Give the count of lines in the data that include the string "Ημίκλειστο", with no added remarks.

..............................

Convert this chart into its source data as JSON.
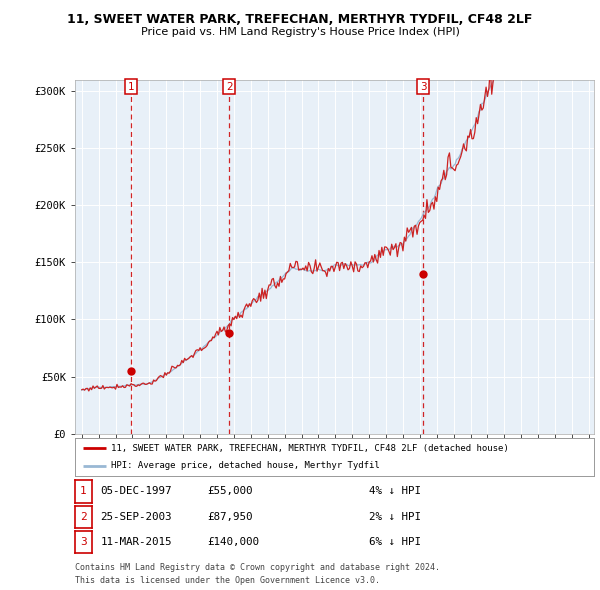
{
  "title_line1": "11, SWEET WATER PARK, TREFECHAN, MERTHYR TYDFIL, CF48 2LF",
  "title_line2": "Price paid vs. HM Land Registry's House Price Index (HPI)",
  "ylabel_ticks": [
    "£0",
    "£50K",
    "£100K",
    "£150K",
    "£200K",
    "£250K",
    "£300K"
  ],
  "ytick_vals": [
    0,
    50000,
    100000,
    150000,
    200000,
    250000,
    300000
  ],
  "ylim": [
    0,
    310000
  ],
  "xlim_start": 1994.6,
  "xlim_end": 2025.3,
  "sale_decimal": [
    1997.92,
    2003.73,
    2015.19
  ],
  "sale_prices": [
    55000,
    87950,
    140000
  ],
  "sale_labels": [
    "1",
    "2",
    "3"
  ],
  "vline_color": "#cc0000",
  "marker_color": "#cc0000",
  "legend_line1": "11, SWEET WATER PARK, TREFECHAN, MERTHYR TYDFIL, CF48 2LF (detached house)",
  "legend_line2": "HPI: Average price, detached house, Merthyr Tydfil",
  "legend_line1_color": "#cc0000",
  "legend_line2_color": "#99b8d4",
  "table_entries": [
    {
      "num": "1",
      "date": "05-DEC-1997",
      "price": "£55,000",
      "pct": "4% ↓ HPI"
    },
    {
      "num": "2",
      "date": "25-SEP-2003",
      "price": "£87,950",
      "pct": "2% ↓ HPI"
    },
    {
      "num": "3",
      "date": "11-MAR-2015",
      "price": "£140,000",
      "pct": "6% ↓ HPI"
    }
  ],
  "footer_line1": "Contains HM Land Registry data © Crown copyright and database right 2024.",
  "footer_line2": "This data is licensed under the Open Government Licence v3.0.",
  "hpi_color": "#99b8d4",
  "price_color": "#cc2222",
  "bg_color": "#ffffff",
  "chart_bg_color": "#e8f0f8",
  "grid_color": "#ffffff"
}
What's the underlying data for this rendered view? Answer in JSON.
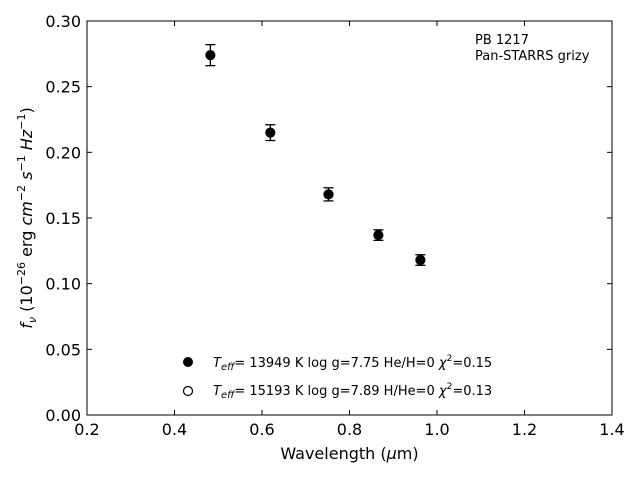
{
  "chart_data": {
    "type": "scatter",
    "title": "",
    "xlabel": "Wavelength (μm)",
    "ylabel": "f_ν (10^-26 erg cm^-2 s^-1 Hz^-1)",
    "xlim": [
      0.2,
      1.4
    ],
    "ylim": [
      0.0,
      0.3
    ],
    "xticks": [
      "0.2",
      "0.4",
      "0.6",
      "0.8",
      "1.0",
      "1.2",
      "1.4"
    ],
    "yticks": [
      "0.00",
      "0.05",
      "0.10",
      "0.15",
      "0.20",
      "0.25",
      "0.30"
    ],
    "grid": false,
    "annotation": {
      "line1": "PB 1217",
      "line2": "Pan-STARRS grizy"
    },
    "series": [
      {
        "name": "T_eff= 13949 K  log g=7.75  He/H=0  χ²=0.15",
        "marker": "filled-circle",
        "color": "#000000",
        "points": [
          {
            "x": 0.482,
            "y": 0.274,
            "err": 0.008
          },
          {
            "x": 0.619,
            "y": 0.215,
            "err": 0.006
          },
          {
            "x": 0.752,
            "y": 0.168,
            "err": 0.005
          },
          {
            "x": 0.866,
            "y": 0.137,
            "err": 0.004
          },
          {
            "x": 0.962,
            "y": 0.118,
            "err": 0.004
          }
        ]
      },
      {
        "name": "T_eff= 15193 K  log g=7.89  H/He=0  χ²=0.13",
        "marker": "open-circle",
        "color": "#000000",
        "points": []
      }
    ],
    "legend_position": "lower-center"
  }
}
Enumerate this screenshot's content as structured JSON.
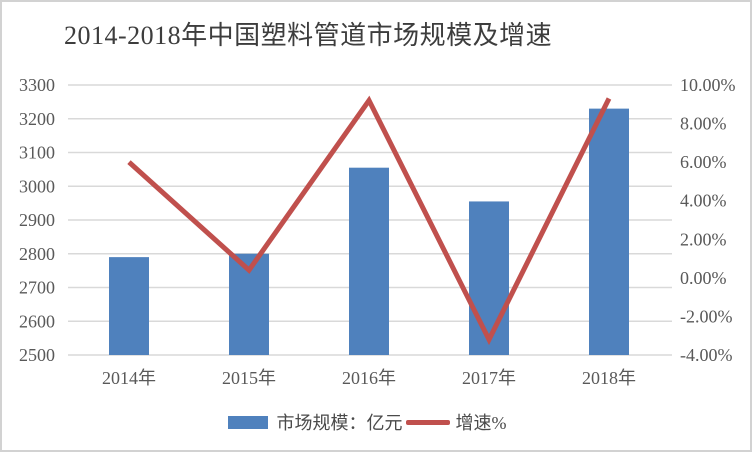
{
  "title": "2014-2018年中国塑料管道市场规模及增速",
  "colors": {
    "bar": "#4F81BD",
    "line": "#C0504D",
    "grid": "#D9D9D9",
    "axis_text": "#595959",
    "title_text": "#3D3D3D",
    "legend_text": "#4A4A4A",
    "frame_border": "#D2D2D2"
  },
  "legend": [
    {
      "label": "市场规模：亿元",
      "type": "bar"
    },
    {
      "label": "增速%",
      "type": "line"
    }
  ],
  "chart_data": {
    "type": "bar+line combo",
    "title": "2014-2018年中国塑料管道市场规模及增速",
    "categories": [
      "2014年",
      "2015年",
      "2016年",
      "2017年",
      "2018年"
    ],
    "series": [
      {
        "name": "市场规模：亿元",
        "type": "bar",
        "axis": "left",
        "values": [
          2790,
          2800,
          3055,
          2955,
          3230
        ]
      },
      {
        "name": "增速%",
        "type": "line",
        "axis": "right",
        "values": [
          6.0,
          0.4,
          9.2,
          -3.2,
          9.3
        ]
      }
    ],
    "left_axis": {
      "min": 2500,
      "max": 3300,
      "step": 100,
      "ticks": [
        "3300",
        "3200",
        "3100",
        "3000",
        "2900",
        "2800",
        "2700",
        "2600",
        "2500"
      ]
    },
    "right_axis": {
      "min": -4,
      "max": 10,
      "step": 2,
      "ticks": [
        "10.00%",
        "8.00%",
        "6.00%",
        "4.00%",
        "2.00%",
        "0.00%",
        "-2.00%",
        "-4.00%"
      ]
    },
    "grid": true,
    "gridlines_follow": "left_axis",
    "legend_position": "bottom"
  }
}
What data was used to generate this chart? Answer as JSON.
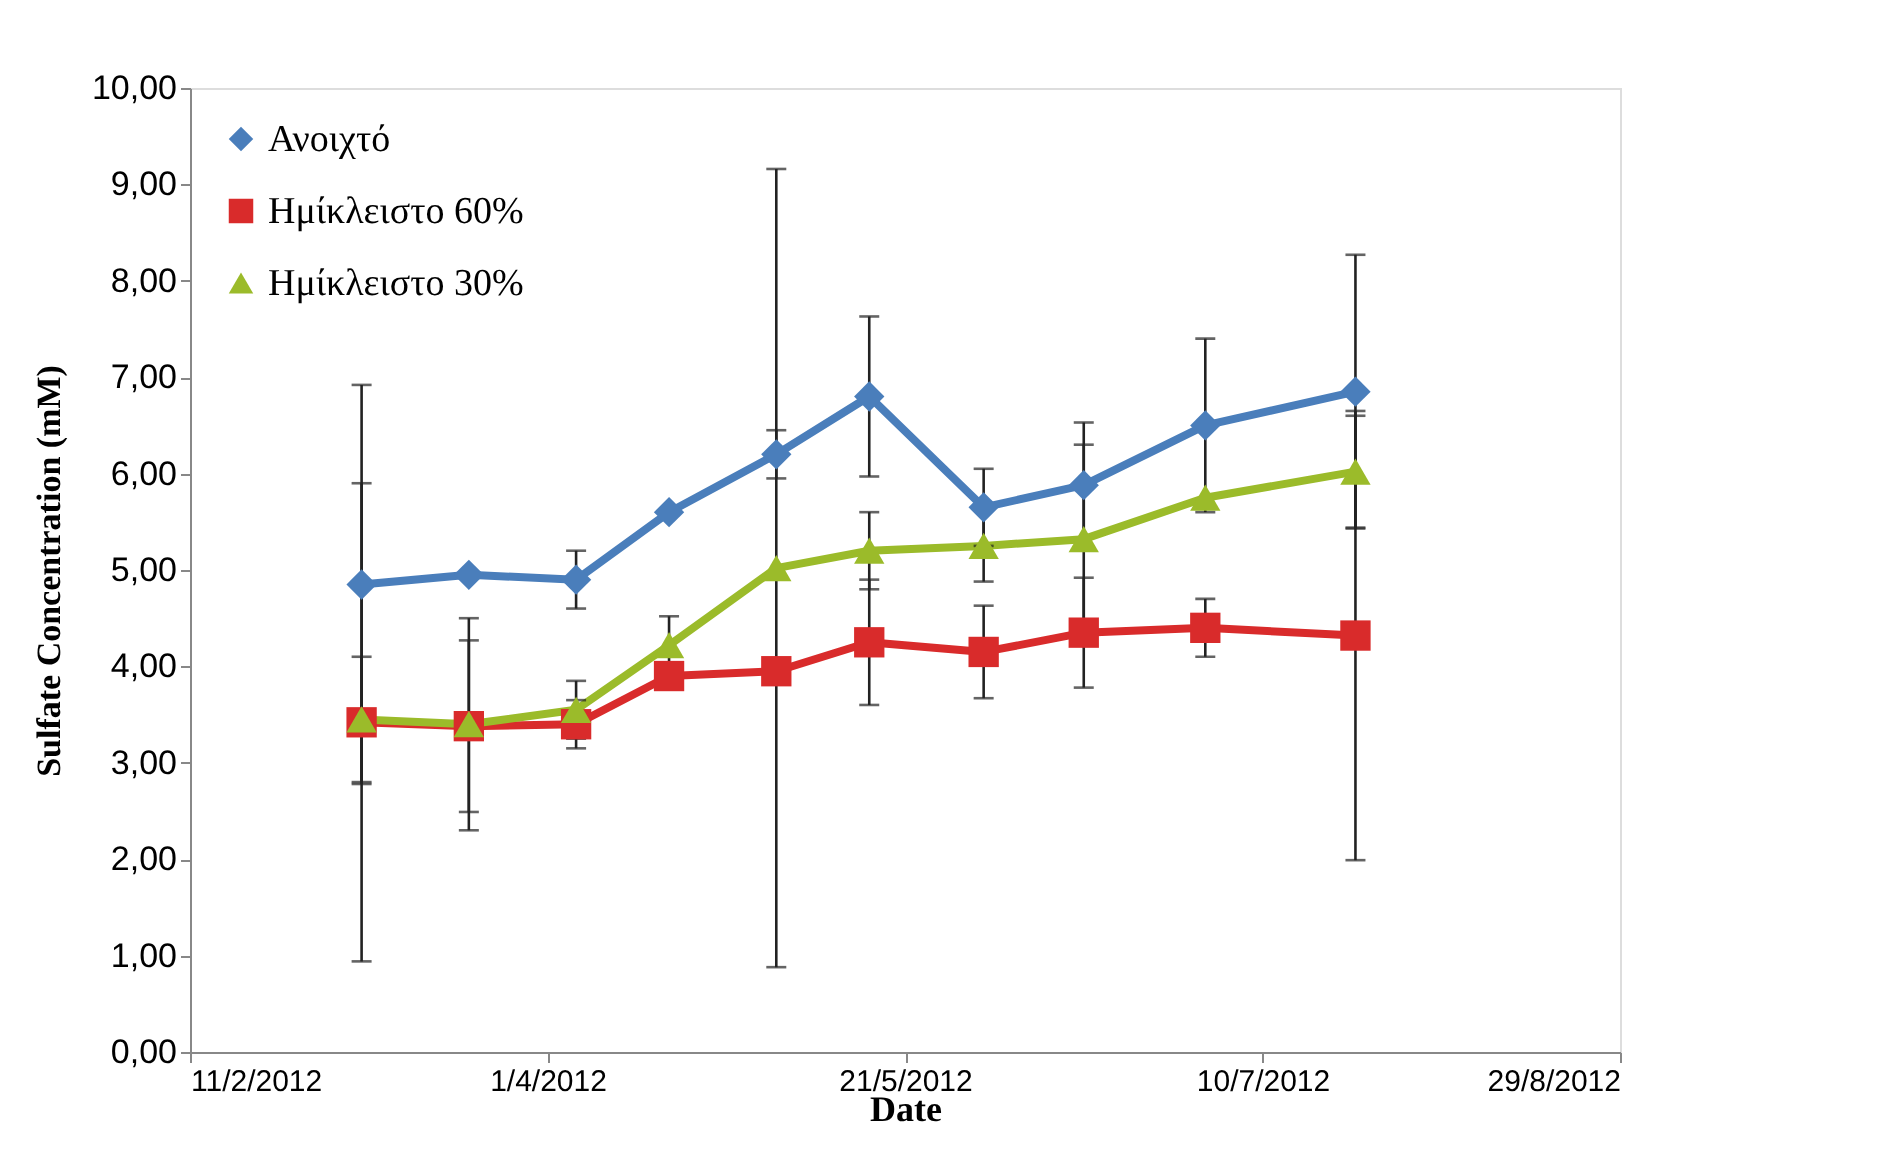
{
  "chart_data": {
    "type": "line",
    "xlabel": "Date",
    "ylabel": "Sulfate Concentration (mM)",
    "x": [
      "2012-03-06",
      "2012-03-21",
      "2012-04-05",
      "2012-04-18",
      "2012-05-03",
      "2012-05-16",
      "2012-06-01",
      "2012-06-15",
      "2012-07-02",
      "2012-07-23"
    ],
    "series": [
      {
        "name": "Ανοιχτό",
        "color": "#4a7ebb",
        "marker": "diamond",
        "values": [
          4.85,
          4.95,
          4.9,
          5.6,
          6.2,
          6.8,
          5.65,
          5.88,
          6.5,
          6.85
        ],
        "errors": [
          2.07,
          null,
          0.3,
          null,
          0.25,
          0.83,
          0.4,
          0.65,
          0.9,
          1.42
        ]
      },
      {
        "name": "Ημίκλειστο 60%",
        "color": "#d92b2b",
        "marker": "square",
        "values": [
          3.42,
          3.38,
          3.4,
          3.9,
          3.95,
          4.25,
          4.15,
          4.35,
          4.4,
          4.32
        ],
        "errors": [
          2.48,
          0.89,
          0.25,
          null,
          null,
          0.65,
          0.48,
          0.57,
          0.3,
          2.33
        ]
      },
      {
        "name": "Ημίκλειστο 30%",
        "color": "#9bbb2a",
        "marker": "triangle",
        "values": [
          3.45,
          3.4,
          3.55,
          4.22,
          5.02,
          5.2,
          5.25,
          5.32,
          5.75,
          6.02
        ],
        "errors": [
          0.65,
          1.1,
          0.3,
          0.3,
          4.14,
          0.4,
          0.37,
          0.98,
          null,
          0.58
        ]
      }
    ],
    "xlim": [
      "2012-02-11",
      "2012-08-29"
    ],
    "xticks": [
      {
        "value": "2012-02-11",
        "label": "11/2/2012"
      },
      {
        "value": "2012-04-01",
        "label": "1/4/2012"
      },
      {
        "value": "2012-05-21",
        "label": "21/5/2012"
      },
      {
        "value": "2012-07-10",
        "label": "10/7/2012"
      },
      {
        "value": "2012-08-29",
        "label": "29/8/2012"
      }
    ],
    "ylim": [
      0,
      10
    ],
    "yticks": [
      {
        "value": 0,
        "label": "0,00"
      },
      {
        "value": 1,
        "label": "1,00"
      },
      {
        "value": 2,
        "label": "2,00"
      },
      {
        "value": 3,
        "label": "3,00"
      },
      {
        "value": 4,
        "label": "4,00"
      },
      {
        "value": 5,
        "label": "5,00"
      },
      {
        "value": 6,
        "label": "6,00"
      },
      {
        "value": 7,
        "label": "7,00"
      },
      {
        "value": 8,
        "label": "8,00"
      },
      {
        "value": 9,
        "label": "9,00"
      },
      {
        "value": 10,
        "label": "10,00"
      }
    ],
    "legend": "top left",
    "grid": false,
    "line_style": "solid"
  }
}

..............................

### Answer in full:
2